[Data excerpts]
<<<<
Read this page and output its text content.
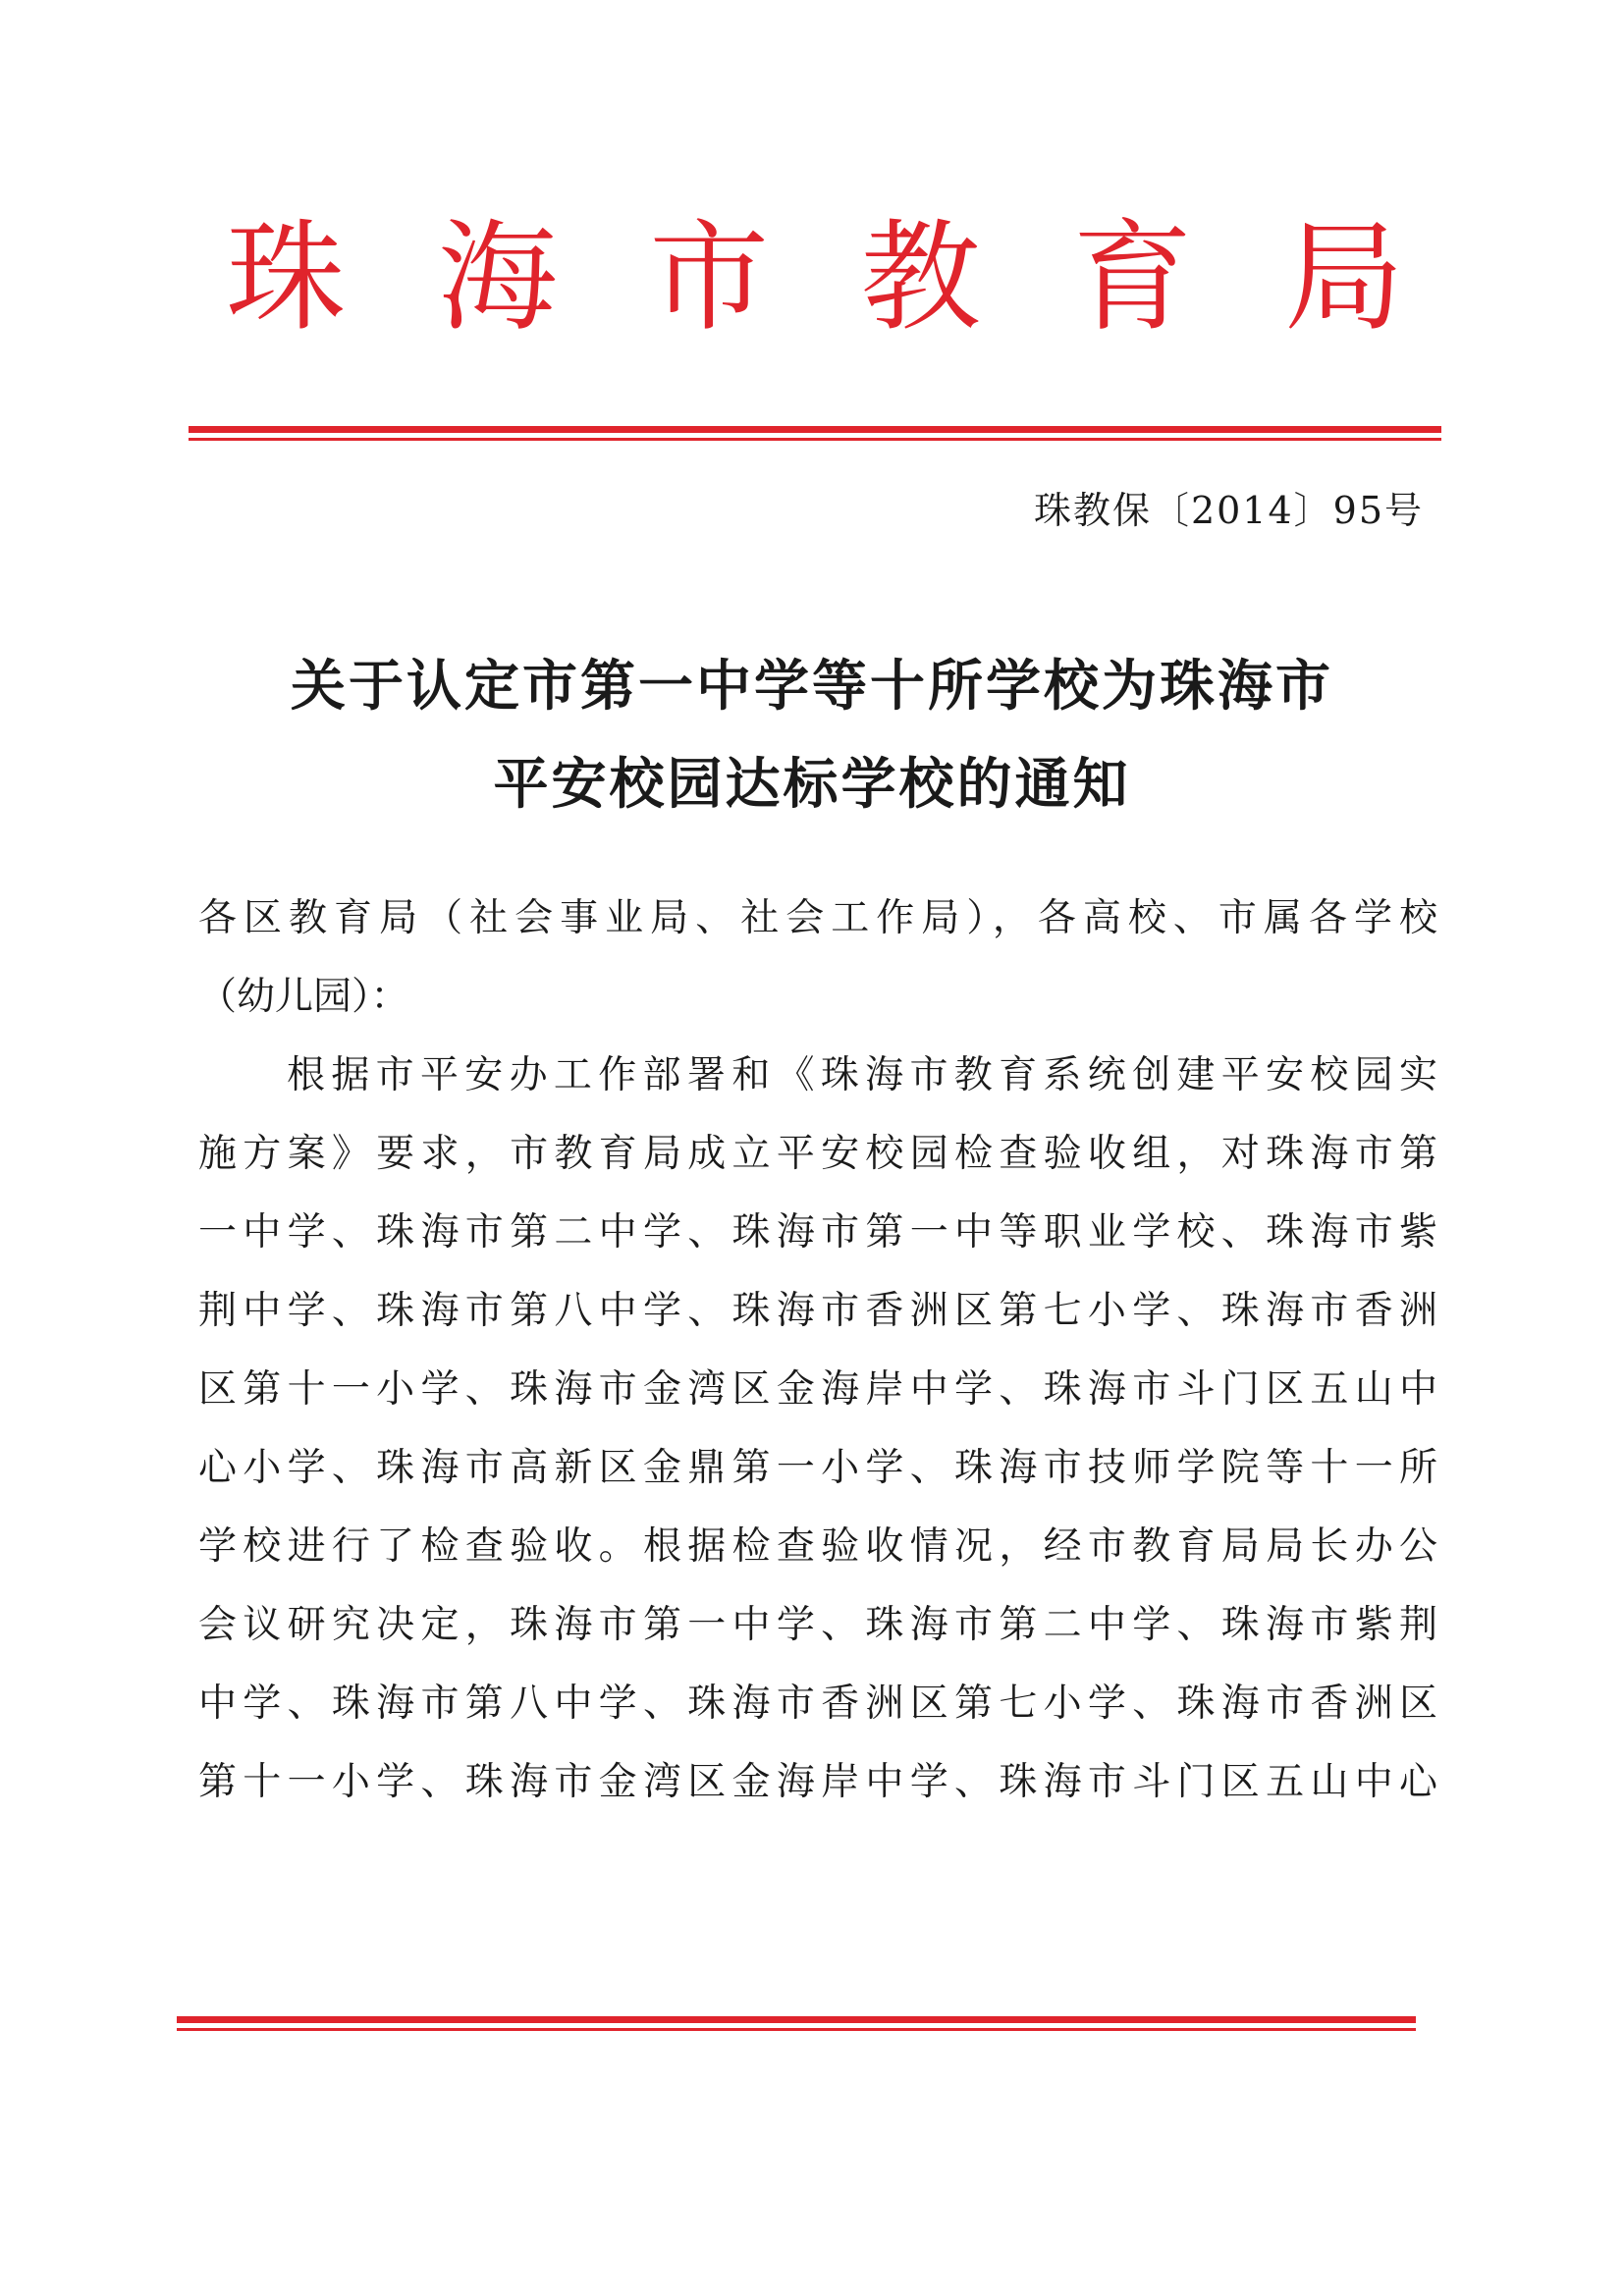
珠 海 市 教 育 局
珠教保〔2014〕95号
关于认定市第一中学等十所学校为珠海市
平安校园达标学校的通知
各区教育局（社会事业局、社会工作局），各高校、市属各学校
（幼儿园）：
根据市平安办工作部署和《珠海市教育系统创建平安校园实
施方案》要求，市教育局成立平安校园检查验收组，对珠海市第
一中学、珠海市第二中学、珠海市第一中等职业学校、珠海市紫
荆中学、珠海市第八中学、珠海市香洲区第七小学、珠海市香洲
区第十一小学、珠海市金湾区金海岸中学、珠海市斗门区五山中
心小学、珠海市高新区金鼎第一小学、珠海市技师学院等十一所
学校进行了检查验收。根据检查验收情况，经市教育局局长办公
会议研究决定，珠海市第一中学、珠海市第二中学、珠海市紫荆
中学、珠海市第八中学、珠海市香洲区第七小学、珠海市香洲区
第十一小学、珠海市金湾区金海岸中学、珠海市斗门区五山中心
>>>>
*GIVEN INSTRUCTION:*
Exclude the images, then output the data above word for word.

*EXERCISE RESULT:*
Read this page and output its text content.
珠 海 市 教 育 局
珠教保〔2014〕95号
关于认定市第一中学等十所学校为珠海市
平安校园达标学校的通知
各区教育局（社会事业局、社会工作局），各高校、市属各学校
（幼儿园）：
根据市平安办工作部署和《珠海市教育系统创建平安校园实
施方案》要求，市教育局成立平安校园检查验收组，对珠海市第
一中学、珠海市第二中学、珠海市第一中等职业学校、珠海市紫
荆中学、珠海市第八中学、珠海市香洲区第七小学、珠海市香洲
区第十一小学、珠海市金湾区金海岸中学、珠海市斗门区五山中
心小学、珠海市高新区金鼎第一小学、珠海市技师学院等十一所
学校进行了检查验收。根据检查验收情况，经市教育局局长办公
会议研究决定，珠海市第一中学、珠海市第二中学、珠海市紫荆
中学、珠海市第八中学、珠海市香洲区第七小学、珠海市香洲区
第十一小学、珠海市金湾区金海岸中学、珠海市斗门区五山中心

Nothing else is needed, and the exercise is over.